■ Records supplied ■
+--
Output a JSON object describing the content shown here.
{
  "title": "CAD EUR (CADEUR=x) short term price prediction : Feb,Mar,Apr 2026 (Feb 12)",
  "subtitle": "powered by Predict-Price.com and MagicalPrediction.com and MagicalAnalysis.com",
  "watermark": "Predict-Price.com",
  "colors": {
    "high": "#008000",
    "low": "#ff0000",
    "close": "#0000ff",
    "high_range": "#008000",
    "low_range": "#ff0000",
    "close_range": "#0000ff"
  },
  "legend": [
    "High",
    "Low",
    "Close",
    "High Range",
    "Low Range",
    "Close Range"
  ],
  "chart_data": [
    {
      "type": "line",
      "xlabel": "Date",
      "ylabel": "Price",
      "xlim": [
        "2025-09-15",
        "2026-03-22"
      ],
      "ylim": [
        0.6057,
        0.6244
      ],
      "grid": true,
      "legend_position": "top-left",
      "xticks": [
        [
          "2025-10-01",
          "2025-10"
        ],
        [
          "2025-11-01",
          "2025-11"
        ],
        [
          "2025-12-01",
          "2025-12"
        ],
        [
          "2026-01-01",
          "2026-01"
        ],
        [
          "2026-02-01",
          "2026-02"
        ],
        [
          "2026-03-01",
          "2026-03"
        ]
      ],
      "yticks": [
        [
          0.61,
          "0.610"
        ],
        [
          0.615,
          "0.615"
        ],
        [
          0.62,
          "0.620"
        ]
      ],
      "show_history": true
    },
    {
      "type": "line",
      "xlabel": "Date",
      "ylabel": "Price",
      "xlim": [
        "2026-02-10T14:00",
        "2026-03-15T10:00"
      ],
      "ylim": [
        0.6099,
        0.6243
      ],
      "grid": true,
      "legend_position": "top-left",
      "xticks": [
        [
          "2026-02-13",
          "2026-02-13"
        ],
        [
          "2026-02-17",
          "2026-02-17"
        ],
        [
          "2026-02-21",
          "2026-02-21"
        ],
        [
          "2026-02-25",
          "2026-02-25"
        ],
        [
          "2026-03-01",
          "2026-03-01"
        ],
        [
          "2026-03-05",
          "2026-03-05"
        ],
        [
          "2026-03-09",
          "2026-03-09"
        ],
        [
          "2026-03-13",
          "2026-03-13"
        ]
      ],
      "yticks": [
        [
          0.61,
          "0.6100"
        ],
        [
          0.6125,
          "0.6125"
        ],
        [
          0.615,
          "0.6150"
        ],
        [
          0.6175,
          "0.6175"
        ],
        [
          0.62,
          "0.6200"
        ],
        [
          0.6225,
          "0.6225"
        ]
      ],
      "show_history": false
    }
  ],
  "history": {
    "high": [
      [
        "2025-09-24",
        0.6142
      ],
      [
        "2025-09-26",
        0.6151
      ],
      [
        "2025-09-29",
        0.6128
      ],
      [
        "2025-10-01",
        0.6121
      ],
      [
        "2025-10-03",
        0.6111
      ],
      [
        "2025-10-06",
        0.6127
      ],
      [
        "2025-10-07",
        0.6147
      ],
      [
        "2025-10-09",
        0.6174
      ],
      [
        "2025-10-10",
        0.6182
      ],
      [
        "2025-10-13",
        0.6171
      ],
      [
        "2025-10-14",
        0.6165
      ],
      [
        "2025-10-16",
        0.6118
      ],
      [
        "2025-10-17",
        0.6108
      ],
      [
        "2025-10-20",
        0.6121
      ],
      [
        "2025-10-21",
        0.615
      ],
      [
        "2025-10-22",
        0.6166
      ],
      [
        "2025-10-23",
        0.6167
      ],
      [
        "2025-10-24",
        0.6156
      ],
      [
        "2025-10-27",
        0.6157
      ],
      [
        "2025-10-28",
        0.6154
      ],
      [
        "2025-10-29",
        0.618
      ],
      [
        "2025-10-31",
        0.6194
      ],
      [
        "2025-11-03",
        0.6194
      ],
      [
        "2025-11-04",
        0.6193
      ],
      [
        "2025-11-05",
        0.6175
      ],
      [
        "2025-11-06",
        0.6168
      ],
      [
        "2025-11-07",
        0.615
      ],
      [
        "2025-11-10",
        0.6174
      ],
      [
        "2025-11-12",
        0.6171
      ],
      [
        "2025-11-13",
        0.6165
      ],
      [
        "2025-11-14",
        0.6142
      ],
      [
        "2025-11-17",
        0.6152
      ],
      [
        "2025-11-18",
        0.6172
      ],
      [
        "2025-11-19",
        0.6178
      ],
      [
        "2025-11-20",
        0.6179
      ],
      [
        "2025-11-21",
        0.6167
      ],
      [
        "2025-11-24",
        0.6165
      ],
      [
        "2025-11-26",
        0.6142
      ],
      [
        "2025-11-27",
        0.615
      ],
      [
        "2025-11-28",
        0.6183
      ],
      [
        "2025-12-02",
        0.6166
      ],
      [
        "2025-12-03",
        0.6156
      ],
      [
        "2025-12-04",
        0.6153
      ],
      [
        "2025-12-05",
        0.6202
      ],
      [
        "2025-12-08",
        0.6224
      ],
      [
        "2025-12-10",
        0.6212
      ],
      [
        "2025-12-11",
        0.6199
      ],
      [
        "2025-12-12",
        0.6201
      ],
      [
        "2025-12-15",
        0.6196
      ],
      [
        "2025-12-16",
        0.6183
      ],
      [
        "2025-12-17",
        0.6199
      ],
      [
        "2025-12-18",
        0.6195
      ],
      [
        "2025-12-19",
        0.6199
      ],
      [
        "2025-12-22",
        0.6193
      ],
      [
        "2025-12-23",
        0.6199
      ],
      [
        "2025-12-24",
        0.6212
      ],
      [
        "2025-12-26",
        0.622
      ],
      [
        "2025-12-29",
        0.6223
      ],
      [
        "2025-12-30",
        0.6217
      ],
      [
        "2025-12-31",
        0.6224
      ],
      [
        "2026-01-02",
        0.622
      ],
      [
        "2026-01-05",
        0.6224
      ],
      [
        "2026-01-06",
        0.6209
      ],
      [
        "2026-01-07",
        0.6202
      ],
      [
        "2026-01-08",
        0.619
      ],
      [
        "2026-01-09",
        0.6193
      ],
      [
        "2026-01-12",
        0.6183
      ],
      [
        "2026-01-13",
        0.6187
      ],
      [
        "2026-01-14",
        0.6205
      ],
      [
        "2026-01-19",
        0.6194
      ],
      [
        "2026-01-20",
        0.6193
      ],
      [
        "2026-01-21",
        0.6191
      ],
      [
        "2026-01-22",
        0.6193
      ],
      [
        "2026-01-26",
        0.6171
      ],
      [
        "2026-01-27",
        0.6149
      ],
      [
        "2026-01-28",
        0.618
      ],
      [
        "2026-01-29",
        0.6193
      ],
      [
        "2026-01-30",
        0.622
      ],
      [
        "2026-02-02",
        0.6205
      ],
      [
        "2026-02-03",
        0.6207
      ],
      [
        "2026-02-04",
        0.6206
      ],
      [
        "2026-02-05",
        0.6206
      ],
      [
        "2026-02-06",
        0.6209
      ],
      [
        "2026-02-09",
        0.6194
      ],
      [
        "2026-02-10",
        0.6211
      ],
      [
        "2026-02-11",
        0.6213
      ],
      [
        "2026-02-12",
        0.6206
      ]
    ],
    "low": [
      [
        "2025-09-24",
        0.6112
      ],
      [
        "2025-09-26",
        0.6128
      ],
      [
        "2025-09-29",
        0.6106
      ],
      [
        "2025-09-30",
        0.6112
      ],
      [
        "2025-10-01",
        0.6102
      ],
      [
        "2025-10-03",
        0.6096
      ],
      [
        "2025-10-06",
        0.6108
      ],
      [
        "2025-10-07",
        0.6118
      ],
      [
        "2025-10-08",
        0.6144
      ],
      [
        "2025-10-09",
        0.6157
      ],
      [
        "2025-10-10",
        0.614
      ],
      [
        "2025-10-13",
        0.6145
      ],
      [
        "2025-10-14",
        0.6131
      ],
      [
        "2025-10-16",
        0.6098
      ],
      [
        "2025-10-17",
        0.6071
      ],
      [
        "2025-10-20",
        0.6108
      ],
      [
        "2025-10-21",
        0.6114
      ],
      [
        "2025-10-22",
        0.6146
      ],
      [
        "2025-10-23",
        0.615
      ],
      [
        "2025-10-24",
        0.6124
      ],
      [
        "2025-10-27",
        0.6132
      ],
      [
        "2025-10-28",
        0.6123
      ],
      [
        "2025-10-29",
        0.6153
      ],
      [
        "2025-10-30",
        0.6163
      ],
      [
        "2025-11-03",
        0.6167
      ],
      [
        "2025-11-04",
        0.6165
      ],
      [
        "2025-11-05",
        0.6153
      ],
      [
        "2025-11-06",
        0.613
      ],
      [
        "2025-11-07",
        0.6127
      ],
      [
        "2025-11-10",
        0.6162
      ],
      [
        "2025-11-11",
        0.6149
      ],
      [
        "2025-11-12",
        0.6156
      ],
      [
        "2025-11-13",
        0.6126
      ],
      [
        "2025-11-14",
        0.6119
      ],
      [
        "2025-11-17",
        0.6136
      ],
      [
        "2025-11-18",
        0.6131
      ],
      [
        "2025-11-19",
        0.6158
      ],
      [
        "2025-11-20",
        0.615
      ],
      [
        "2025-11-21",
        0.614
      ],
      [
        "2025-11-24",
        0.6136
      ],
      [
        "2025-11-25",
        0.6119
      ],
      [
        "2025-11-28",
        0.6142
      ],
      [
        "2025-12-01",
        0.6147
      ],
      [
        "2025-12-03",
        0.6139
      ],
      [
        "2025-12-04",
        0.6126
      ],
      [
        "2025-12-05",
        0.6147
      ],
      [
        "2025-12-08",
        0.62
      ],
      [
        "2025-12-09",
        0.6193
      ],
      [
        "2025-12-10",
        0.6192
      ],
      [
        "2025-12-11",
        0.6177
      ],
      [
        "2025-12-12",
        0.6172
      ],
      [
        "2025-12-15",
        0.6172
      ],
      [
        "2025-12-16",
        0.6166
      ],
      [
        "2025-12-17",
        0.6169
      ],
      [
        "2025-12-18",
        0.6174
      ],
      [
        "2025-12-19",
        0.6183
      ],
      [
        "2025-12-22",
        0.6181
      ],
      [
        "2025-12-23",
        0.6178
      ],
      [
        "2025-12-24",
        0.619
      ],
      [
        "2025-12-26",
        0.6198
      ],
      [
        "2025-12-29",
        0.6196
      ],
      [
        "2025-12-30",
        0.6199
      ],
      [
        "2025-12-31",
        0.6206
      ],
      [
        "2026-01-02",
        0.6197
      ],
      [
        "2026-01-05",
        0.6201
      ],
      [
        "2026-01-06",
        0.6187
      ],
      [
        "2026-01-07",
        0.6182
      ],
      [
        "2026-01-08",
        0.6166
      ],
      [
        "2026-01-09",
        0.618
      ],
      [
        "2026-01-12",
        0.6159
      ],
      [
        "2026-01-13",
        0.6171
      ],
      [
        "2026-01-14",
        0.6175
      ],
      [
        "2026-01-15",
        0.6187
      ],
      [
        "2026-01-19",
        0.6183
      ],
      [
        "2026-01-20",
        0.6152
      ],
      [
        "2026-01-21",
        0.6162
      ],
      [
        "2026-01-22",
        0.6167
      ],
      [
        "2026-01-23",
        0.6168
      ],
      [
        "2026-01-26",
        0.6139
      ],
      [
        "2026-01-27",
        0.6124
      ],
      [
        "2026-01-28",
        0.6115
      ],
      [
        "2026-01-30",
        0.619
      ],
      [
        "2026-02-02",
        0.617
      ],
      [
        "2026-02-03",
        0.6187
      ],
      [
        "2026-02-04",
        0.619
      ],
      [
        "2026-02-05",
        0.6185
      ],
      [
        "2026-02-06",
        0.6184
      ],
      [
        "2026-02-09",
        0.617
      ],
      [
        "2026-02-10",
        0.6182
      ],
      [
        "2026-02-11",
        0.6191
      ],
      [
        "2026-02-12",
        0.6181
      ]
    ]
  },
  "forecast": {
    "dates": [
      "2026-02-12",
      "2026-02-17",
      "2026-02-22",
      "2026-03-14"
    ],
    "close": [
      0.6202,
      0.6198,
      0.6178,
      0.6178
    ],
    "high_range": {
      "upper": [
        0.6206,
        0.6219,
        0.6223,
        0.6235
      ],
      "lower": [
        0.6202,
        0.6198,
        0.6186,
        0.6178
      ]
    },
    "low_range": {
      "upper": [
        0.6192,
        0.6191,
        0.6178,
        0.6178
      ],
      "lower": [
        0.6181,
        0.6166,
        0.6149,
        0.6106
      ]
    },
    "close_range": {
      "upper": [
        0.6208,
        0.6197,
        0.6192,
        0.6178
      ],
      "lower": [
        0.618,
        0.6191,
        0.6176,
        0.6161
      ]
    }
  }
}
+--
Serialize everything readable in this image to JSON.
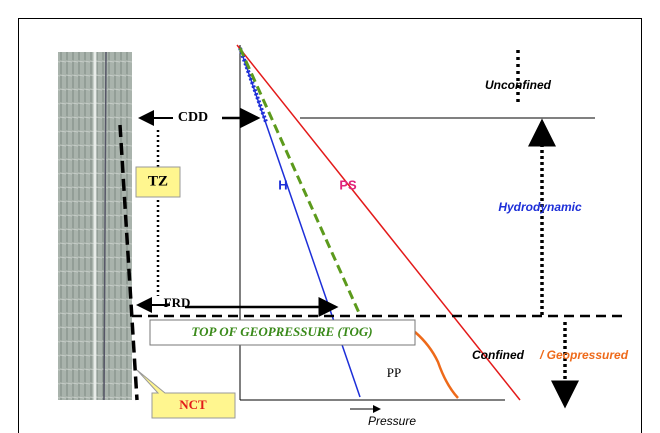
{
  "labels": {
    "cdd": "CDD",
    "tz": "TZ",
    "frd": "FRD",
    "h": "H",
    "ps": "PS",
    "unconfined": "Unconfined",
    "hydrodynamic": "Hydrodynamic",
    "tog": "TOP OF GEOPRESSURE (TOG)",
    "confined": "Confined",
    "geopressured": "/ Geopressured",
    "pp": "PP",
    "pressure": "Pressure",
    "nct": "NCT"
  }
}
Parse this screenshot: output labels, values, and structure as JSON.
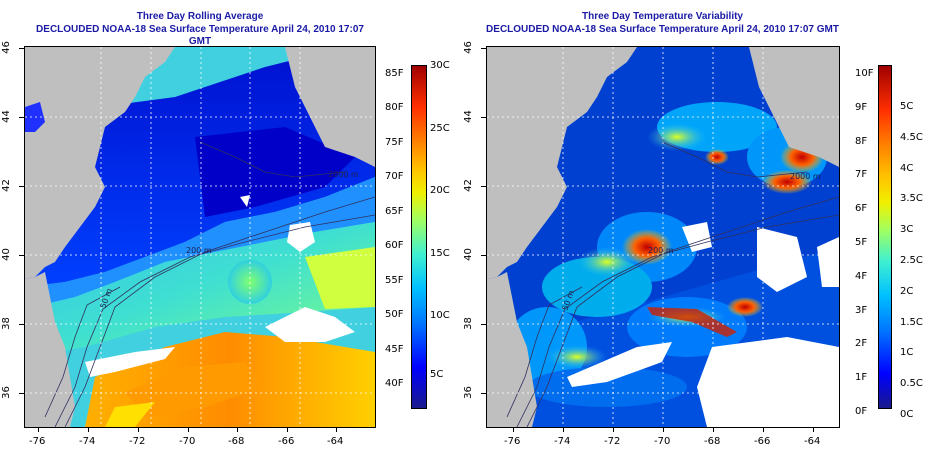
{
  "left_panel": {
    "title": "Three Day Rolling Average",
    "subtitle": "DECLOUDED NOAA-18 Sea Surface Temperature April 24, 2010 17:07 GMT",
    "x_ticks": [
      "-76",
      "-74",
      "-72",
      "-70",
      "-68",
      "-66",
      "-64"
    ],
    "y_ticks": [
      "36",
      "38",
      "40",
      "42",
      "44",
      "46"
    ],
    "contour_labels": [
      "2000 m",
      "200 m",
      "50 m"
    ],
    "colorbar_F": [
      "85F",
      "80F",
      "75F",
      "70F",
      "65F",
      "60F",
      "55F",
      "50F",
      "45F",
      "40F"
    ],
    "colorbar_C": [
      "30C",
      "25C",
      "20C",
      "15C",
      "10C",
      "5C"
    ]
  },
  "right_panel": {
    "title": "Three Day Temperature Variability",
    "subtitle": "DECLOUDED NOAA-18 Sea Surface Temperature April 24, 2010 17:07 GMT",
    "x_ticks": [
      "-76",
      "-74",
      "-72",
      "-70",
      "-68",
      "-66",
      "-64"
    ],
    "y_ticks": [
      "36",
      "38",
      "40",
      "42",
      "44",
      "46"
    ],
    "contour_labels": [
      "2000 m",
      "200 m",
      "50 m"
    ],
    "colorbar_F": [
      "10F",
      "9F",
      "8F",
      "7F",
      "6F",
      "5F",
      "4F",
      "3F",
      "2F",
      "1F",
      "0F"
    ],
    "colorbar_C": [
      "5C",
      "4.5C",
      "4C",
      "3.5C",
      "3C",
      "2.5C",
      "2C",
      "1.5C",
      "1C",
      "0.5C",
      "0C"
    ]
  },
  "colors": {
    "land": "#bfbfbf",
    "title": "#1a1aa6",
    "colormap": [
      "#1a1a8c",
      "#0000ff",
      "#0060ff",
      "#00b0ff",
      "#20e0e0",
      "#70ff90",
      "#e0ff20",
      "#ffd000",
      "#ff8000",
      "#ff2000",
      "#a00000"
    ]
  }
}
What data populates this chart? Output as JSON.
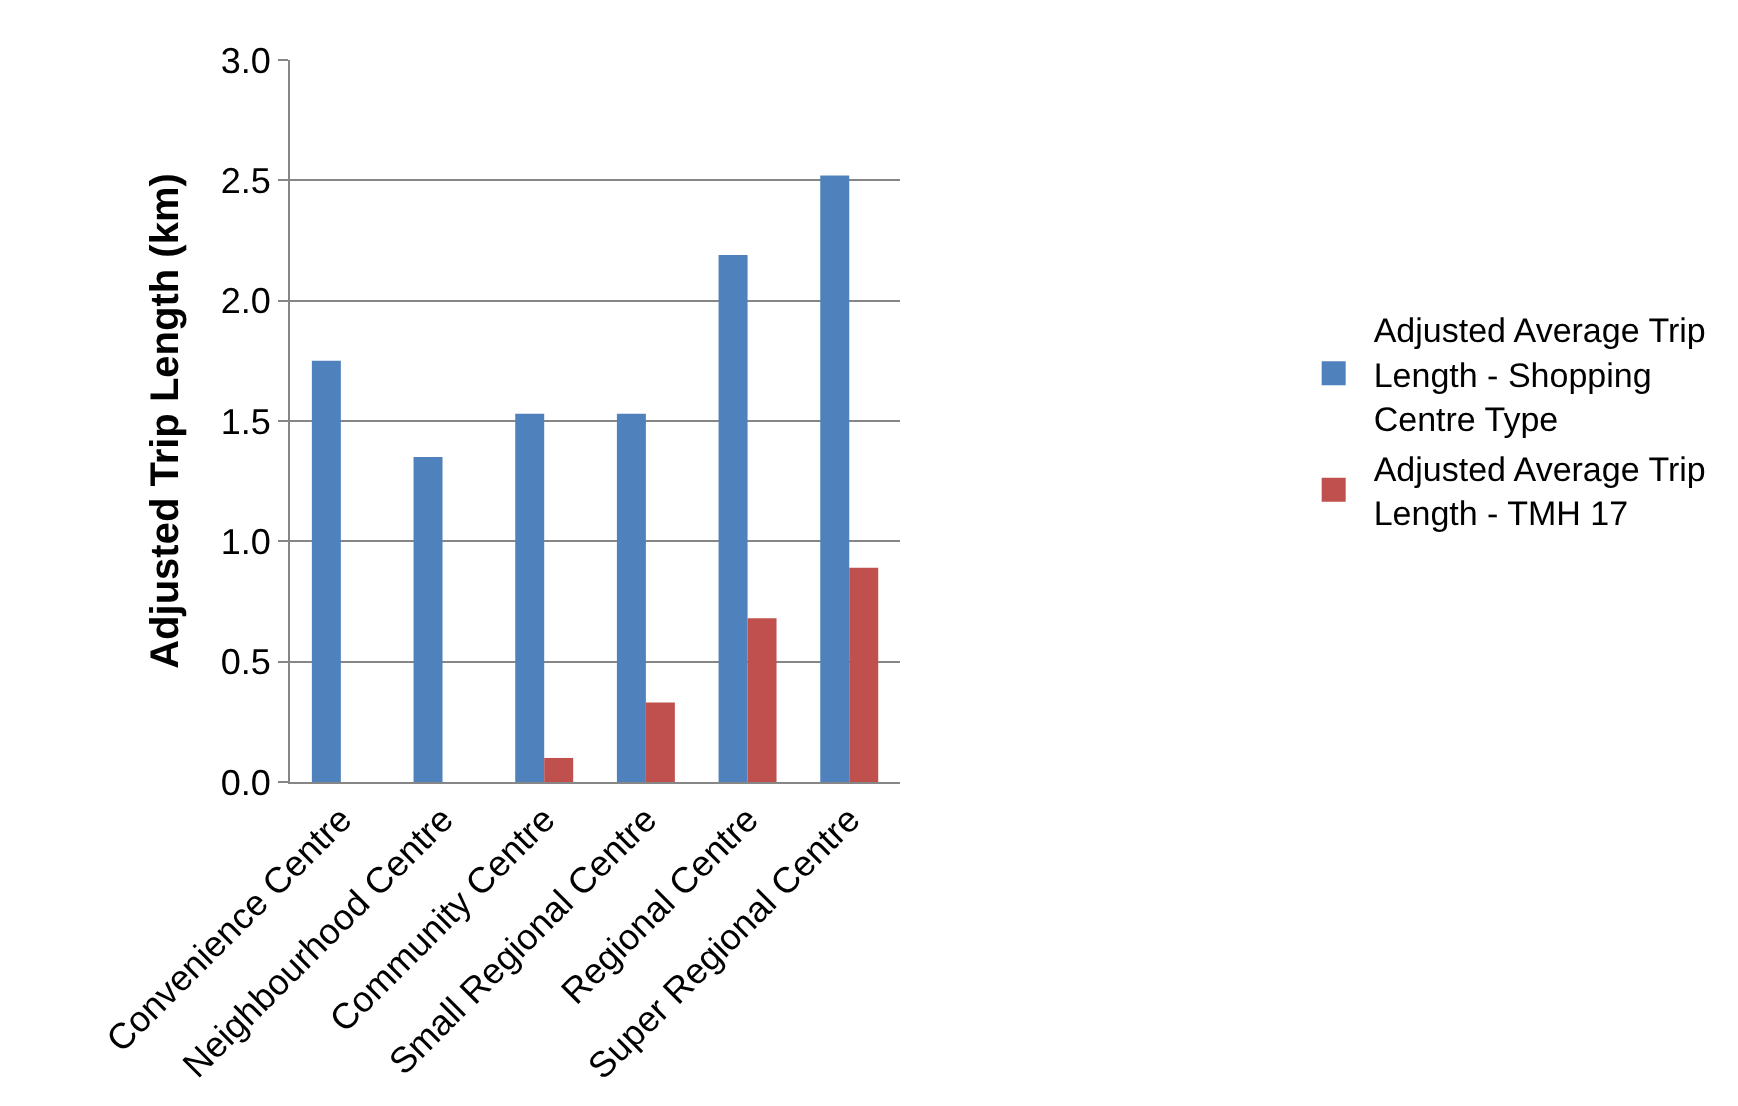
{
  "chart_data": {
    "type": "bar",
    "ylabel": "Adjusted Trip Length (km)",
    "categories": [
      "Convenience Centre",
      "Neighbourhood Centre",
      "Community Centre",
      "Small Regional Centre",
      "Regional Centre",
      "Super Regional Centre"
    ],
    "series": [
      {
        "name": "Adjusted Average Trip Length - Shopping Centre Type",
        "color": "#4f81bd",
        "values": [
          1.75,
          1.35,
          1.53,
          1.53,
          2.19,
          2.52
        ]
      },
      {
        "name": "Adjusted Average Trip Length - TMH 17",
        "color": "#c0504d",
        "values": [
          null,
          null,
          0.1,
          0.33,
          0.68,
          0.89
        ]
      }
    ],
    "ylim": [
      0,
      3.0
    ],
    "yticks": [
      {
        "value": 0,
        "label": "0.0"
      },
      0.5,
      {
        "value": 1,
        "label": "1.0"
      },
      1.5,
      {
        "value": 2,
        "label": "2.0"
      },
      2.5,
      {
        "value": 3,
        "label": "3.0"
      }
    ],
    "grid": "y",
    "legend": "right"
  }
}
+--
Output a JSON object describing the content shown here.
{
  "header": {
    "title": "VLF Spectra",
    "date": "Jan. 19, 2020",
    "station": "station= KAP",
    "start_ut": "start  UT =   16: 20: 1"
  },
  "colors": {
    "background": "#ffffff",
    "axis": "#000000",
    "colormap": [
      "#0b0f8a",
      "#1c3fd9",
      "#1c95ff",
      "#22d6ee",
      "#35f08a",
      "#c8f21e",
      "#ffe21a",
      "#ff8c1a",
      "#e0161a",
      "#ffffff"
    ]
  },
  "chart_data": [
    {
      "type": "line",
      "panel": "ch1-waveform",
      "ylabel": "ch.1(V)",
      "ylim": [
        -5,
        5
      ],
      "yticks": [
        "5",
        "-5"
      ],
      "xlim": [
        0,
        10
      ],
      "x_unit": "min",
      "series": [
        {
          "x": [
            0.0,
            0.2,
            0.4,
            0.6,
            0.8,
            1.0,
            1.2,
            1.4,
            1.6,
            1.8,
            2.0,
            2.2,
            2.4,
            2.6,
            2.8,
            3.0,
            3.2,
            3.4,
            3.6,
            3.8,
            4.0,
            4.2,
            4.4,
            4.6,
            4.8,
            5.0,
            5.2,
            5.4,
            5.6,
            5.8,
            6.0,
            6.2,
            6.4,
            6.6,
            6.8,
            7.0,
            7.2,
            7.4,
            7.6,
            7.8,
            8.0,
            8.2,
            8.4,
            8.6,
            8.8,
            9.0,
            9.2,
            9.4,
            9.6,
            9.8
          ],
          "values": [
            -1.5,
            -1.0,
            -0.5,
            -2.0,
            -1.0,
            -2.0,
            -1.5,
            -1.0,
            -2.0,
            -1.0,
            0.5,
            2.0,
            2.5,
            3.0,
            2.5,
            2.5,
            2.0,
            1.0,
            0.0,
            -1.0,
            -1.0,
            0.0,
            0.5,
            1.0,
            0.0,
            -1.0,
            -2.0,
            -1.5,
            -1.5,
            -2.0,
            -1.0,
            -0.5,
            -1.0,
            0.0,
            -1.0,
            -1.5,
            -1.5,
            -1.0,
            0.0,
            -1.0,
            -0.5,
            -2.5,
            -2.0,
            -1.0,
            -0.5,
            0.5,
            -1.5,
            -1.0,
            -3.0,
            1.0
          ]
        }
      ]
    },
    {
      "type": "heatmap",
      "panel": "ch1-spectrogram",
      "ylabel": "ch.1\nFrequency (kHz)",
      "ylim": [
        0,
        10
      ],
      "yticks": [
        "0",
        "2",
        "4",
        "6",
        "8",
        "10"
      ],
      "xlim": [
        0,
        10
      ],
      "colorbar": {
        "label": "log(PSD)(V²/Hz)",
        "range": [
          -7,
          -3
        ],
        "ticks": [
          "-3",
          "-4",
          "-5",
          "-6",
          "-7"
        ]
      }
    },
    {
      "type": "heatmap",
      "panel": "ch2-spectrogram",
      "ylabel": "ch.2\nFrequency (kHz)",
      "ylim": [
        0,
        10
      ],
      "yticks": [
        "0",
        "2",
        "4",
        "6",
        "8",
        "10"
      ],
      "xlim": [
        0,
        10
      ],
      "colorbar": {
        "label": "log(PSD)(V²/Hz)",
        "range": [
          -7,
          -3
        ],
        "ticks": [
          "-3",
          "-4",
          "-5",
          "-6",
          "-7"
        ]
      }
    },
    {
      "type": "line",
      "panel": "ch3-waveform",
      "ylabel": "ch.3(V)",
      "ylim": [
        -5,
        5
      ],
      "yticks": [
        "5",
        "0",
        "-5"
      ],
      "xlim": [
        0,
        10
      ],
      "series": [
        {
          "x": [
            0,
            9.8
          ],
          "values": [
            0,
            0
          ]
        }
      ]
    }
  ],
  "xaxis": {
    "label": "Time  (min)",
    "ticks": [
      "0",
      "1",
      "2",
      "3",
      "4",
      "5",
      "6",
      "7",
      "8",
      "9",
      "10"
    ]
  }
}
+--
■ The exercise ■
Tally the lines of the listing that include "Three". Reply with nothing but the count.

■ Result ■
2